_WHAT THE EXERCISE ASKS_
Please copy all the lines that follow, word for word.
## start
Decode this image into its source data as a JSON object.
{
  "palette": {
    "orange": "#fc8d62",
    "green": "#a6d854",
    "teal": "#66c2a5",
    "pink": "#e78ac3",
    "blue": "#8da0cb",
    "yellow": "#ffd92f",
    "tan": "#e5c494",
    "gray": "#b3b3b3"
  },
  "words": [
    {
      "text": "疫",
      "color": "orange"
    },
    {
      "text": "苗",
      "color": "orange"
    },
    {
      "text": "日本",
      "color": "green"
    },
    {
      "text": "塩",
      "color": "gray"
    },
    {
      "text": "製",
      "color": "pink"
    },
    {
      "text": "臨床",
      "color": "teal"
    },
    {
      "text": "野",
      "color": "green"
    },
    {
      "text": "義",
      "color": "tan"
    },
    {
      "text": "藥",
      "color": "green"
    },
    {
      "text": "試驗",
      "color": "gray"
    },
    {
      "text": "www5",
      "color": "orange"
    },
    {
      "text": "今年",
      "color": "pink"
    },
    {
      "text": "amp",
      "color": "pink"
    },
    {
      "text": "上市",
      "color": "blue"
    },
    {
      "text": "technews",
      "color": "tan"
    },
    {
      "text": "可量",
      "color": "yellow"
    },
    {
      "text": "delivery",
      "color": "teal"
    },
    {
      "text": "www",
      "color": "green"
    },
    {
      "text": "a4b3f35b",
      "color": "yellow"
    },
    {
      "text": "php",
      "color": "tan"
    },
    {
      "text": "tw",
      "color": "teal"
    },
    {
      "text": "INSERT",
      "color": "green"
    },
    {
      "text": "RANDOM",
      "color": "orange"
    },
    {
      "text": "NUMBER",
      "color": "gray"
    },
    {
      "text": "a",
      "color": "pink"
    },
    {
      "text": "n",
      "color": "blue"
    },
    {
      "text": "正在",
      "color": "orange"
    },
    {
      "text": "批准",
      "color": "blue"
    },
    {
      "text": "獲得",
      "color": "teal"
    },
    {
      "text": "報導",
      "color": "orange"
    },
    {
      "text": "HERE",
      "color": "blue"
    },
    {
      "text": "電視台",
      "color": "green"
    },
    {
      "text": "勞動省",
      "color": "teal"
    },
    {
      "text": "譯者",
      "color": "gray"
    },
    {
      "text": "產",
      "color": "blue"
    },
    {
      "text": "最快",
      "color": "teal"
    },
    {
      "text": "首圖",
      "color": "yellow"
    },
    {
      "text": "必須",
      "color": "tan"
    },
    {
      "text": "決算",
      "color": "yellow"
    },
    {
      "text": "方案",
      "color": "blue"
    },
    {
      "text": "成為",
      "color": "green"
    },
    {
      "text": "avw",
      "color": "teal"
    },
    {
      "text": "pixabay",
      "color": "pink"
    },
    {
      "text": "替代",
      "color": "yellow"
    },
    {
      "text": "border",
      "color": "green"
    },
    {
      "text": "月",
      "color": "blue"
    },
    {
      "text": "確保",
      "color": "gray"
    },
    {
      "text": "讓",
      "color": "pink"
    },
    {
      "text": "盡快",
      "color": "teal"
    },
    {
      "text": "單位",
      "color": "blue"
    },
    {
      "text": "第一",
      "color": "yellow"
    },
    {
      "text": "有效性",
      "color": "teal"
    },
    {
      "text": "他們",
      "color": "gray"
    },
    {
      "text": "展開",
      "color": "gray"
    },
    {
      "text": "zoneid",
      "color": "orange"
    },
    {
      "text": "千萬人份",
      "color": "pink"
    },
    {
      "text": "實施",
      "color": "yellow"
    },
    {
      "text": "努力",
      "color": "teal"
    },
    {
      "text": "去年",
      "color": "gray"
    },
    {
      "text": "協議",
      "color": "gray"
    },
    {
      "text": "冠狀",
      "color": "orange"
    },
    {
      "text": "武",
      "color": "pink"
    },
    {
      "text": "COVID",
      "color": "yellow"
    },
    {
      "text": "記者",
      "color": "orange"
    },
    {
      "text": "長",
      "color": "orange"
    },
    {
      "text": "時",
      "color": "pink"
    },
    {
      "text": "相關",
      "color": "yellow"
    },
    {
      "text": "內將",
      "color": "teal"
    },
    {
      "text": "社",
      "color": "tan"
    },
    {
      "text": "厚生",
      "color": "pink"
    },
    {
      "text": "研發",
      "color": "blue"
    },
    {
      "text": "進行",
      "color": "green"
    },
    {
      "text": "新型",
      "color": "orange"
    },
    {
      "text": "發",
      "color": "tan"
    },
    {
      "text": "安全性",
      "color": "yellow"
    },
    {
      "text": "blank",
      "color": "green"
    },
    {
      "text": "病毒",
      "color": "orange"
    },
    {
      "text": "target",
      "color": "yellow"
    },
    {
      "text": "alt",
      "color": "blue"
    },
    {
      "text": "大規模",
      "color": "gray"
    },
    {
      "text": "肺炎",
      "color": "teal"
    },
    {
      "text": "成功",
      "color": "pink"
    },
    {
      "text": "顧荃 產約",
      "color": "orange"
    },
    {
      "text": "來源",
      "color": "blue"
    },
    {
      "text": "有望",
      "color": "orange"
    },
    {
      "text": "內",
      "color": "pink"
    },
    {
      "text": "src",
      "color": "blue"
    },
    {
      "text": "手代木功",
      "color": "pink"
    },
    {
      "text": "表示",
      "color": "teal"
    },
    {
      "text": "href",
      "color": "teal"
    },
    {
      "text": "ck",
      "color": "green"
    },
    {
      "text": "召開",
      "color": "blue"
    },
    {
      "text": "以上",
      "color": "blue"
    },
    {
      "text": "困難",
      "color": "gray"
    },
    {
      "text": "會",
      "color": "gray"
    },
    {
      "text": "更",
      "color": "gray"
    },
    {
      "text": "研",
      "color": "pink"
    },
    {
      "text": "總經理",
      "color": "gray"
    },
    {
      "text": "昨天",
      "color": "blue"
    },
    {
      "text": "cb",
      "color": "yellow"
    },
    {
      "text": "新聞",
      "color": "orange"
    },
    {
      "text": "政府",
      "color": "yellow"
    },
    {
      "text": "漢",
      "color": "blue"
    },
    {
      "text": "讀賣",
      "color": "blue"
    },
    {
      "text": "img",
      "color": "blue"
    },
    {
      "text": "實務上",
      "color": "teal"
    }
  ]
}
## end
_EXERCISE ANSWER_
Decode this image into its source data as a JSON object.
{
  "palette": {
    "orange": "#fc8d62",
    "green": "#a6d854",
    "teal": "#66c2a5",
    "pink": "#e78ac3",
    "blue": "#8da0cb",
    "yellow": "#ffd92f",
    "tan": "#e5c494",
    "gray": "#b3b3b3"
  },
  "words": [
    {
      "text": "疫",
      "color": "orange"
    },
    {
      "text": "苗",
      "color": "orange"
    },
    {
      "text": "日本",
      "color": "green"
    },
    {
      "text": "塩",
      "color": "gray"
    },
    {
      "text": "製",
      "color": "pink"
    },
    {
      "text": "臨床",
      "color": "teal"
    },
    {
      "text": "野",
      "color": "green"
    },
    {
      "text": "義",
      "color": "tan"
    },
    {
      "text": "藥",
      "color": "green"
    },
    {
      "text": "試驗",
      "color": "gray"
    },
    {
      "text": "www5",
      "color": "orange"
    },
    {
      "text": "今年",
      "color": "pink"
    },
    {
      "text": "amp",
      "color": "pink"
    },
    {
      "text": "上市",
      "color": "blue"
    },
    {
      "text": "technews",
      "color": "tan"
    },
    {
      "text": "可量",
      "color": "yellow"
    },
    {
      "text": "delivery",
      "color": "teal"
    },
    {
      "text": "www",
      "color": "green"
    },
    {
      "text": "a4b3f35b",
      "color": "yellow"
    },
    {
      "text": "php",
      "color": "tan"
    },
    {
      "text": "tw",
      "color": "teal"
    },
    {
      "text": "INSERT",
      "color": "green"
    },
    {
      "text": "RANDOM",
      "color": "orange"
    },
    {
      "text": "NUMBER",
      "color": "gray"
    },
    {
      "text": "a",
      "color": "pink"
    },
    {
      "text": "n",
      "color": "blue"
    },
    {
      "text": "正在",
      "color": "orange"
    },
    {
      "text": "批准",
      "color": "blue"
    },
    {
      "text": "獲得",
      "color": "teal"
    },
    {
      "text": "報導",
      "color": "orange"
    },
    {
      "text": "HERE",
      "color": "blue"
    },
    {
      "text": "電視台",
      "color": "green"
    },
    {
      "text": "勞動省",
      "color": "teal"
    },
    {
      "text": "譯者",
      "color": "gray"
    },
    {
      "text": "產",
      "color": "blue"
    },
    {
      "text": "最快",
      "color": "teal"
    },
    {
      "text": "首圖",
      "color": "yellow"
    },
    {
      "text": "必須",
      "color": "tan"
    },
    {
      "text": "決算",
      "color": "yellow"
    },
    {
      "text": "方案",
      "color": "blue"
    },
    {
      "text": "成為",
      "color": "green"
    },
    {
      "text": "avw",
      "color": "teal"
    },
    {
      "text": "pixabay",
      "color": "pink"
    },
    {
      "text": "替代",
      "color": "yellow"
    },
    {
      "text": "border",
      "color": "green"
    },
    {
      "text": "月",
      "color": "blue"
    },
    {
      "text": "確保",
      "color": "gray"
    },
    {
      "text": "讓",
      "color": "pink"
    },
    {
      "text": "盡快",
      "color": "teal"
    },
    {
      "text": "單位",
      "color": "blue"
    },
    {
      "text": "第一",
      "color": "yellow"
    },
    {
      "text": "有效性",
      "color": "teal"
    },
    {
      "text": "他們",
      "color": "gray"
    },
    {
      "text": "展開",
      "color": "gray"
    },
    {
      "text": "zoneid",
      "color": "orange"
    },
    {
      "text": "千萬人份",
      "color": "pink"
    },
    {
      "text": "實施",
      "color": "yellow"
    },
    {
      "text": "努力",
      "color": "teal"
    },
    {
      "text": "去年",
      "color": "gray"
    },
    {
      "text": "協議",
      "color": "gray"
    },
    {
      "text": "冠狀",
      "color": "orange"
    },
    {
      "text": "武",
      "color": "pink"
    },
    {
      "text": "COVID",
      "color": "yellow"
    },
    {
      "text": "記者",
      "color": "orange"
    },
    {
      "text": "長",
      "color": "orange"
    },
    {
      "text": "時",
      "color": "pink"
    },
    {
      "text": "相關",
      "color": "yellow"
    },
    {
      "text": "內將",
      "color": "teal"
    },
    {
      "text": "社",
      "color": "tan"
    },
    {
      "text": "厚生",
      "color": "pink"
    },
    {
      "text": "研發",
      "color": "blue"
    },
    {
      "text": "進行",
      "color": "green"
    },
    {
      "text": "新型",
      "color": "orange"
    },
    {
      "text": "發",
      "color": "tan"
    },
    {
      "text": "安全性",
      "color": "yellow"
    },
    {
      "text": "blank",
      "color": "green"
    },
    {
      "text": "病毒",
      "color": "orange"
    },
    {
      "text": "target",
      "color": "yellow"
    },
    {
      "text": "alt",
      "color": "blue"
    },
    {
      "text": "大規模",
      "color": "gray"
    },
    {
      "text": "肺炎",
      "color": "teal"
    },
    {
      "text": "成功",
      "color": "pink"
    },
    {
      "text": "顧荃 產約",
      "color": "orange"
    },
    {
      "text": "來源",
      "color": "blue"
    },
    {
      "text": "有望",
      "color": "orange"
    },
    {
      "text": "內",
      "color": "pink"
    },
    {
      "text": "src",
      "color": "blue"
    },
    {
      "text": "手代木功",
      "color": "pink"
    },
    {
      "text": "表示",
      "color": "teal"
    },
    {
      "text": "href",
      "color": "teal"
    },
    {
      "text": "ck",
      "color": "green"
    },
    {
      "text": "召開",
      "color": "blue"
    },
    {
      "text": "以上",
      "color": "blue"
    },
    {
      "text": "困難",
      "color": "gray"
    },
    {
      "text": "會",
      "color": "gray"
    },
    {
      "text": "更",
      "color": "gray"
    },
    {
      "text": "研",
      "color": "pink"
    },
    {
      "text": "總經理",
      "color": "gray"
    },
    {
      "text": "昨天",
      "color": "blue"
    },
    {
      "text": "cb",
      "color": "yellow"
    },
    {
      "text": "新聞",
      "color": "orange"
    },
    {
      "text": "政府",
      "color": "yellow"
    },
    {
      "text": "漢",
      "color": "blue"
    },
    {
      "text": "讀賣",
      "color": "blue"
    },
    {
      "text": "img",
      "color": "blue"
    },
    {
      "text": "實務上",
      "color": "teal"
    }
  ]
}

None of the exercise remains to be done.